(Your goal)
Retype all of the data exactly as given.

[Dataset items]
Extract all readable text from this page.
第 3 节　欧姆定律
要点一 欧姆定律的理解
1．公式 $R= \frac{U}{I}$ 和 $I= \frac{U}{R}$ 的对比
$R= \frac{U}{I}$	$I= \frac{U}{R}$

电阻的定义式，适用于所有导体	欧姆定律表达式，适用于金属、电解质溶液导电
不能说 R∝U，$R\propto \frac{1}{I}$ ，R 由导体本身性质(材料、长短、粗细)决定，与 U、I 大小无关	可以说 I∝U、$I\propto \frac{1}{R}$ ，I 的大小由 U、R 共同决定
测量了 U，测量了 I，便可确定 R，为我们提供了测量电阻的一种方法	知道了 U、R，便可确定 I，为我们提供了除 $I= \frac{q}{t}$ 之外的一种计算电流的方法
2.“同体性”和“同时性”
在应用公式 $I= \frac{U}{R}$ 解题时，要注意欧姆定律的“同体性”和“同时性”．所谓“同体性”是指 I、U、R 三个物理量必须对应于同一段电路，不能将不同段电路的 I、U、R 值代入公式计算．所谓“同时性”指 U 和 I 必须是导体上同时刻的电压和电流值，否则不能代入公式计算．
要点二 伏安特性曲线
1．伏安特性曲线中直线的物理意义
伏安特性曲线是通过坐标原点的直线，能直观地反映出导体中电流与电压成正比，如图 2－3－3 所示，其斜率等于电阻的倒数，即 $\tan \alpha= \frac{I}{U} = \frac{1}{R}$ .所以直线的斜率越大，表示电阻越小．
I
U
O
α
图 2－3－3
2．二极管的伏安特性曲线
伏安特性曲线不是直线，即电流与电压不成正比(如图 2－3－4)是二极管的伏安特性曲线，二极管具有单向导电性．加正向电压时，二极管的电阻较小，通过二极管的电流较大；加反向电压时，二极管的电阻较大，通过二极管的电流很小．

(Exercise solution)
Extract all readable text from this page.
第 3 节　欧姆定律
要点一 欧姆定律的理解
1．公式 $R= \frac{U}{I}$ 和 $I= \frac{U}{R}$ 的对比
$R= \frac{U}{I}$	$I= \frac{U}{R}$

电阻的定义式，适用于所有导体	欧姆定律表达式，适用于金属、电解质溶液导电
不能说 R∝U，$R\propto \frac{1}{I}$ ，R 由导体本身性质(材料、长短、粗细)决定，与 U、I 大小无关	可以说 I∝U、$I\propto \frac{1}{R}$ ，I 的大小由 U、R 共同决定
测量了 U，测量了 I，便可确定 R，为我们提供了测量电阻的一种方法	知道了 U、R，便可确定 I，为我们提供了除 $I= \frac{q}{t}$ 之外的一种计算电流的方法
2.“同体性”和“同时性”
在应用公式 $I= \frac{U}{R}$ 解题时，要注意欧姆定律的“同体性”和“同时性”．所谓“同体性”是指 I、U、R 三个物理量必须对应于同一段电路，不能将不同段电路的 I、U、R 值代入公式计算．所谓“同时性”指 U 和 I 必须是导体上同时刻的电压和电流值，否则不能代入公式计算．
要点二 伏安特性曲线
1．伏安特性曲线中直线的物理意义
伏安特性曲线是通过坐标原点的直线，能直观地反映出导体中电流与电压成正比，如图 2－3－3 所示，其斜率等于电阻的倒数，即 $\tan \alpha= \frac{I}{U} = \frac{1}{R}$ .所以直线的斜率越大，表示电阻越小．
I
U
O
α
图 2－3－3
2．二极管的伏安特性曲线
伏安特性曲线不是直线，即电流与电压不成正比(如图 2－3－4)是二极管的伏安特性曲线，二极管具有单向导电性．加正向电压时，二极管的电阻较小，通过二极管的电流较大；加反向电压时，二极管的电阻较大，通过二极管的电流很小．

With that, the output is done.